## The request
All the data must come back unchanged, except that pictures are left out.

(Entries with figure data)
========================

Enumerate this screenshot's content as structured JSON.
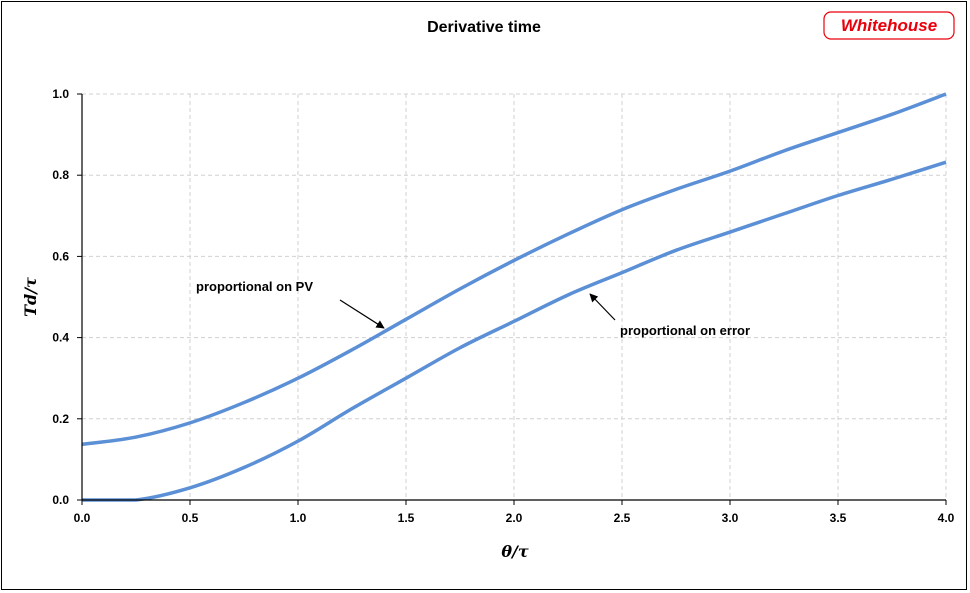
{
  "logo": {
    "text": "Whitehouse",
    "color": "#e8000b"
  },
  "chart_data": {
    "type": "line",
    "title": "Derivative time",
    "xlabel": "θ/τ",
    "ylabel": "Td/τ",
    "xlim": [
      0,
      4
    ],
    "ylim": [
      0,
      1
    ],
    "xticks": [
      "0.0",
      "0.5",
      "1.0",
      "1.5",
      "2.0",
      "2.5",
      "3.0",
      "3.5",
      "4.0"
    ],
    "yticks": [
      "0.0",
      "0.2",
      "0.4",
      "0.6",
      "0.8",
      "1.0"
    ],
    "grid": true,
    "line_color": "#5b8fd6",
    "series": [
      {
        "name": "proportional on PV",
        "x": [
          0,
          0.25,
          0.5,
          0.75,
          1.0,
          1.25,
          1.5,
          1.75,
          2.0,
          2.25,
          2.5,
          2.75,
          3.0,
          3.25,
          3.5,
          3.75,
          4.0
        ],
        "y": [
          0.137,
          0.155,
          0.19,
          0.24,
          0.3,
          0.37,
          0.445,
          0.52,
          0.59,
          0.655,
          0.715,
          0.765,
          0.81,
          0.86,
          0.905,
          0.95,
          1.0
        ]
      },
      {
        "name": "proportional on error",
        "x": [
          0,
          0.25,
          0.5,
          0.75,
          1.0,
          1.25,
          1.5,
          1.75,
          2.0,
          2.25,
          2.5,
          2.75,
          3.0,
          3.25,
          3.5,
          3.75,
          4.0
        ],
        "y": [
          0.0,
          0.0,
          0.03,
          0.08,
          0.145,
          0.225,
          0.3,
          0.375,
          0.44,
          0.505,
          0.56,
          0.615,
          0.66,
          0.705,
          0.75,
          0.79,
          0.832
        ]
      }
    ],
    "annotations": [
      {
        "text": "proportional on PV",
        "points_to": [
          1.4,
          0.42
        ]
      },
      {
        "text": "proportional on error",
        "points_to": [
          2.35,
          0.5
        ]
      }
    ]
  }
}
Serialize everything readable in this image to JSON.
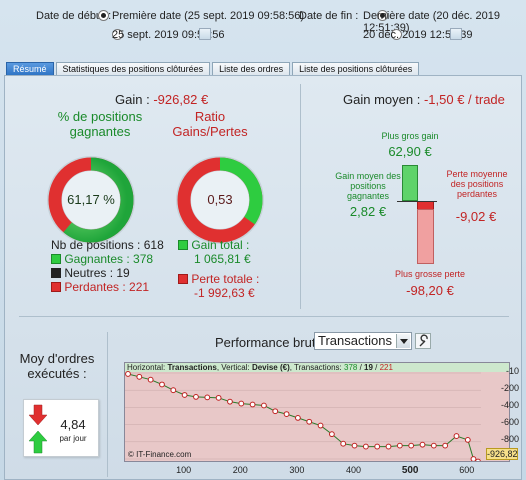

========================

## Finished exercise
Enumerate this screenshot's content as structured JSON.
{
  "logo": {
    "text": "Whitehouse",
    "color": "#e8000b"
  },
  "chart_data": {
    "type": "line",
    "title": "Derivative time",
    "xlabel": "θ/τ",
    "ylabel": "Td/τ",
    "xlim": [
      0,
      4
    ],
    "ylim": [
      0,
      1
    ],
    "xticks": [
      "0.0",
      "0.5",
      "1.0",
      "1.5",
      "2.0",
      "2.5",
      "3.0",
      "3.5",
      "4.0"
    ],
    "yticks": [
      "0.0",
      "0.2",
      "0.4",
      "0.6",
      "0.8",
      "1.0"
    ],
    "grid": true,
    "line_color": "#5b8fd6",
    "series": [
      {
        "name": "proportional on PV",
        "x": [
          0,
          0.25,
          0.5,
          0.75,
          1.0,
          1.25,
          1.5,
          1.75,
          2.0,
          2.25,
          2.5,
          2.75,
          3.0,
          3.25,
          3.5,
          3.75,
          4.0
        ],
        "y": [
          0.137,
          0.155,
          0.19,
          0.24,
          0.3,
          0.37,
          0.445,
          0.52,
          0.59,
          0.655,
          0.715,
          0.765,
          0.81,
          0.86,
          0.905,
          0.95,
          1.0
        ]
      },
      {
        "name": "proportional on error",
        "x": [
          0,
          0.25,
          0.5,
          0.75,
          1.0,
          1.25,
          1.5,
          1.75,
          2.0,
          2.25,
          2.5,
          2.75,
          3.0,
          3.25,
          3.5,
          3.75,
          4.0
        ],
        "y": [
          0.0,
          0.0,
          0.03,
          0.08,
          0.145,
          0.225,
          0.3,
          0.375,
          0.44,
          0.505,
          0.56,
          0.615,
          0.66,
          0.705,
          0.75,
          0.79,
          0.832
        ]
      }
    ],
    "annotations": [
      {
        "text": "proportional on PV",
        "points_to": [
          1.4,
          0.42
        ]
      },
      {
        "text": "proportional on error",
        "points_to": [
          2.35,
          0.5
        ]
      }
    ]
  }
}
Serialize everything readable in this image to JSON.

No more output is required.